START

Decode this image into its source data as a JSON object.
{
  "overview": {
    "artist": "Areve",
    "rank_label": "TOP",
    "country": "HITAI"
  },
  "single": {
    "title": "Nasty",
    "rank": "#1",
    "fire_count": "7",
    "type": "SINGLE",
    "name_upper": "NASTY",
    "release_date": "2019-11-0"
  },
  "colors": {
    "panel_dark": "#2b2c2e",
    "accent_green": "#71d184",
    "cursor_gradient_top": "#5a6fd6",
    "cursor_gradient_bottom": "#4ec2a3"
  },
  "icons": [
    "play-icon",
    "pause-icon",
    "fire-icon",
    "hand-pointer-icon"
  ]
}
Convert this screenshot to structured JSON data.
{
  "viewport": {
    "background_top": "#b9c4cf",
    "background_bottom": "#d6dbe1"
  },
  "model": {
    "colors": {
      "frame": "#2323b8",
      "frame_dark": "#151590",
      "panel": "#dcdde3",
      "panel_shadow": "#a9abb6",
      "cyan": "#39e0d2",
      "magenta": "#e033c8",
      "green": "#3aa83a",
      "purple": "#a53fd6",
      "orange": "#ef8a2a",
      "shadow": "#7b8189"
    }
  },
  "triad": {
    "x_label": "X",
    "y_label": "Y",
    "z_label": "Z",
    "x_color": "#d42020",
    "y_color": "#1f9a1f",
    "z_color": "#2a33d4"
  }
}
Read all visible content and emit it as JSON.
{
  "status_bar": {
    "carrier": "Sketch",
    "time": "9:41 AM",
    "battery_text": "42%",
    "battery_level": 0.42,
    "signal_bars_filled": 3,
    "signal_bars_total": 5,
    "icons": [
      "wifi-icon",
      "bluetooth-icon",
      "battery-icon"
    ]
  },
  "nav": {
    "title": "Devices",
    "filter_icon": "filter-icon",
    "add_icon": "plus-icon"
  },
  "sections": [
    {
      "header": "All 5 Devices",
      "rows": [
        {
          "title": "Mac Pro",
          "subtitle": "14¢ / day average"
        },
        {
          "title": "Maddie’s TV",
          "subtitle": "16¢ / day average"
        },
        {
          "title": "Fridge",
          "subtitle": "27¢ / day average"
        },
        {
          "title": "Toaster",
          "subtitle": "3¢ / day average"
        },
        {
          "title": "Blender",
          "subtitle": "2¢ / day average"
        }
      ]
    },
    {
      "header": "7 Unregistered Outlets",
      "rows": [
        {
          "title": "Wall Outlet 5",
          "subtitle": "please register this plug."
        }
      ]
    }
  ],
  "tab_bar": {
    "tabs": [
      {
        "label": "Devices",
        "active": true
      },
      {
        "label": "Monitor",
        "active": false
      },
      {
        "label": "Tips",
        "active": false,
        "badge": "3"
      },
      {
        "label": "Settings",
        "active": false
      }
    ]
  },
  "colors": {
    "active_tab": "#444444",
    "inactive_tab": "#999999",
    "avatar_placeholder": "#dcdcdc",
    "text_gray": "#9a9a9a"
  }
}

END

_Exercise_: Copy each entry exactly, with nothing added or dropped.

_Output below_:
Decode this image into its source data as a JSON object.
{
  "overview": {
    "artist": "Areve",
    "rank_label": "TOP",
    "country": "HITAI"
  },
  "single": {
    "title": "Nasty",
    "rank": "#1",
    "fire_count": "7",
    "type": "SINGLE",
    "name_upper": "NASTY",
    "release_date": "2019-11-0"
  },
  "colors": {
    "panel_dark": "#2b2c2e",
    "accent_green": "#71d184",
    "cursor_gradient_top": "#5a6fd6",
    "cursor_gradient_bottom": "#4ec2a3"
  },
  "icons": [
    "play-icon",
    "pause-icon",
    "fire-icon",
    "hand-pointer-icon"
  ]
}
Convert this screenshot to structured JSON data.
{
  "viewport": {
    "background_top": "#b9c4cf",
    "background_bottom": "#d6dbe1"
  },
  "model": {
    "colors": {
      "frame": "#2323b8",
      "frame_dark": "#151590",
      "panel": "#dcdde3",
      "panel_shadow": "#a9abb6",
      "cyan": "#39e0d2",
      "magenta": "#e033c8",
      "green": "#3aa83a",
      "purple": "#a53fd6",
      "orange": "#ef8a2a",
      "shadow": "#7b8189"
    }
  },
  "triad": {
    "x_label": "X",
    "y_label": "Y",
    "z_label": "Z",
    "x_color": "#d42020",
    "y_color": "#1f9a1f",
    "z_color": "#2a33d4"
  }
}
Read all visible content and emit it as JSON.
{
  "status_bar": {
    "carrier": "Sketch",
    "time": "9:41 AM",
    "battery_text": "42%",
    "battery_level": 0.42,
    "signal_bars_filled": 3,
    "signal_bars_total": 5,
    "icons": [
      "wifi-icon",
      "bluetooth-icon",
      "battery-icon"
    ]
  },
  "nav": {
    "title": "Devices",
    "filter_icon": "filter-icon",
    "add_icon": "plus-icon"
  },
  "sections": [
    {
      "header": "All 5 Devices",
      "rows": [
        {
          "title": "Mac Pro",
          "subtitle": "14¢ / day average"
        },
        {
          "title": "Maddie’s TV",
          "subtitle": "16¢ / day average"
        },
        {
          "title": "Fridge",
          "subtitle": "27¢ / day average"
        },
        {
          "title": "Toaster",
          "subtitle": "3¢ / day average"
        },
        {
          "title": "Blender",
          "subtitle": "2¢ / day average"
        }
      ]
    },
    {
      "header": "7 Unregistered Outlets",
      "rows": [
        {
          "title": "Wall Outlet 5",
          "subtitle": "please register this plug."
        }
      ]
    }
  ],
  "tab_bar": {
    "tabs": [
      {
        "label": "Devices",
        "active": true
      },
      {
        "label": "Monitor",
        "active": false
      },
      {
        "label": "Tips",
        "active": false,
        "badge": "3"
      },
      {
        "label": "Settings",
        "active": false
      }
    ]
  },
  "colors": {
    "active_tab": "#444444",
    "inactive_tab": "#999999",
    "avatar_placeholder": "#dcdcdc",
    "text_gray": "#9a9a9a"
  }
}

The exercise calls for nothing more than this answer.